_Stated exercise:_
Print the records below exactly as they appear.

_Task input:_

#####

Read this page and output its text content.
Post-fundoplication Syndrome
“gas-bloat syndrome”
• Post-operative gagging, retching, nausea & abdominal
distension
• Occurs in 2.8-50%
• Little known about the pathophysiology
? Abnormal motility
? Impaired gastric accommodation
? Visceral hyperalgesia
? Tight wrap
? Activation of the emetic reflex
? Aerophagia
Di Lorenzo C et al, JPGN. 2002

#####

_Exercise answer:_
Read this page and output its text content.
Post-fundoplication Syndrome
“gas-bloat syndrome”
• Post-operative gagging, retching, nausea & abdominal
distension
• Occurs in 2.8-50%
• Little known about the pathophysiology
? Abnormal motility
? Impaired gastric accommodation
? Visceral hyperalgesia
? Tight wrap
? Activation of the emetic reflex
? Aerophagia
Di Lorenzo C et al, JPGN. 2002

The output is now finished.